** Opening Available data block **

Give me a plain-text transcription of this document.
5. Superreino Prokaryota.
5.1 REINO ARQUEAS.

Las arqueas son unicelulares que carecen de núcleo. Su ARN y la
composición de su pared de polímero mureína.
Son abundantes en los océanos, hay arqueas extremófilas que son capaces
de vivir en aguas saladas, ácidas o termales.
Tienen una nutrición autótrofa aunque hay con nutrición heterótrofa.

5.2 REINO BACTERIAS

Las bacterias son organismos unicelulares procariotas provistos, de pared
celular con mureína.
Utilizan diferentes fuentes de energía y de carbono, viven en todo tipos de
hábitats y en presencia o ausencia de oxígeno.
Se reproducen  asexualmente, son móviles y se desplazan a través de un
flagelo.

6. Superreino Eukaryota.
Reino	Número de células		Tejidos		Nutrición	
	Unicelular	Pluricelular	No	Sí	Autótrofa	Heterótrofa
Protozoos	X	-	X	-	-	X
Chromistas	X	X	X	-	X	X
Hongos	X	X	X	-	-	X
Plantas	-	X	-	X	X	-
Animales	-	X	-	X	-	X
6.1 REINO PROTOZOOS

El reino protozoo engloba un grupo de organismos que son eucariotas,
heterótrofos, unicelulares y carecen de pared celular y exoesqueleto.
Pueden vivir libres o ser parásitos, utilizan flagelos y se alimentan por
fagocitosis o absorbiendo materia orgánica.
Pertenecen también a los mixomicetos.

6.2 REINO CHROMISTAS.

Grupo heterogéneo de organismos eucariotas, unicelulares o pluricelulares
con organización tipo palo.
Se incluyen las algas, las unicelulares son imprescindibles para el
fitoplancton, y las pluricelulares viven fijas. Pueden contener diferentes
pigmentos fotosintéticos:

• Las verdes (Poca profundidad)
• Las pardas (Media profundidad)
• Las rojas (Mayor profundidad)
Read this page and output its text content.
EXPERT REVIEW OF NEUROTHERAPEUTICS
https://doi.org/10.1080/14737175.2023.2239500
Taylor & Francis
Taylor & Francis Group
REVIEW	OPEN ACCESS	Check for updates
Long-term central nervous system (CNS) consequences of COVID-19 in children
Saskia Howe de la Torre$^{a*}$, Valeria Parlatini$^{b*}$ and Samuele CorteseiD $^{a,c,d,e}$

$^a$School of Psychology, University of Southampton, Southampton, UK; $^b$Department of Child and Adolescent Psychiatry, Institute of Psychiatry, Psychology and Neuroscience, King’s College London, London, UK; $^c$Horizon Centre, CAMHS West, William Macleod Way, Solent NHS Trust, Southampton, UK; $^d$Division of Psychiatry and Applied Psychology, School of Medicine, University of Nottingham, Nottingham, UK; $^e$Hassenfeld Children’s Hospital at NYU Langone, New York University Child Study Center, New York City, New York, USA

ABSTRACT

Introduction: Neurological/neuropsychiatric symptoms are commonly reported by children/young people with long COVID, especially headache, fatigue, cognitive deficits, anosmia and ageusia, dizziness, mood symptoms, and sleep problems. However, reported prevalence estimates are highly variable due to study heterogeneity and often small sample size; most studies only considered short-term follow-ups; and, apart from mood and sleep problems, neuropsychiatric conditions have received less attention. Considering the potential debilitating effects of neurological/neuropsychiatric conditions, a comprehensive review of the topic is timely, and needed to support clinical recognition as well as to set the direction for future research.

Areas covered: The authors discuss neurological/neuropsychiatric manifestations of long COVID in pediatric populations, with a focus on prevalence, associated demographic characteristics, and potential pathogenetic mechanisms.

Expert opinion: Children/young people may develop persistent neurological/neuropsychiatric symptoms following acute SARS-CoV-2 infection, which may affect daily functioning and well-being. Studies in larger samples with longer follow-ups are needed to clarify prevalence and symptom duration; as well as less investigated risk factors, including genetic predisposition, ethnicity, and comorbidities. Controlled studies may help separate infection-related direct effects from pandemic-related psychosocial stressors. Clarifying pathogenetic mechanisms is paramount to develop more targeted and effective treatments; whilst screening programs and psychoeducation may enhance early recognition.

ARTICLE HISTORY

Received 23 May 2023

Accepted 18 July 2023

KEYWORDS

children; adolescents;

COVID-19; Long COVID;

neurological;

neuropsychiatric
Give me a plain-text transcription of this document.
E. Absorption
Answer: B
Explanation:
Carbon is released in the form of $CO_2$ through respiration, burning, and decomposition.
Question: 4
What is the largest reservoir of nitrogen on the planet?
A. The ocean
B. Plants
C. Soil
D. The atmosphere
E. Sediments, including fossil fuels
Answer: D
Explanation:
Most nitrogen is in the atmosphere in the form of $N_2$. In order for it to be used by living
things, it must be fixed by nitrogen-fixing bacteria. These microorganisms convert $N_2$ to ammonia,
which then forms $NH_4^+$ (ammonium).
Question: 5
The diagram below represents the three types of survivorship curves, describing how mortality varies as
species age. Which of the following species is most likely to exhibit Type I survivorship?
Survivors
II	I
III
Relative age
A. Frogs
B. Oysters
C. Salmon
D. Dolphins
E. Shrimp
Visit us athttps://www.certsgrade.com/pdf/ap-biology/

** Closing Available data block **

- Prompt
Wherever the word "mureína" turns up in a line of the entries above, copy that line.

- Response below
composición de su pared de polímero mureína.
celular con mureína.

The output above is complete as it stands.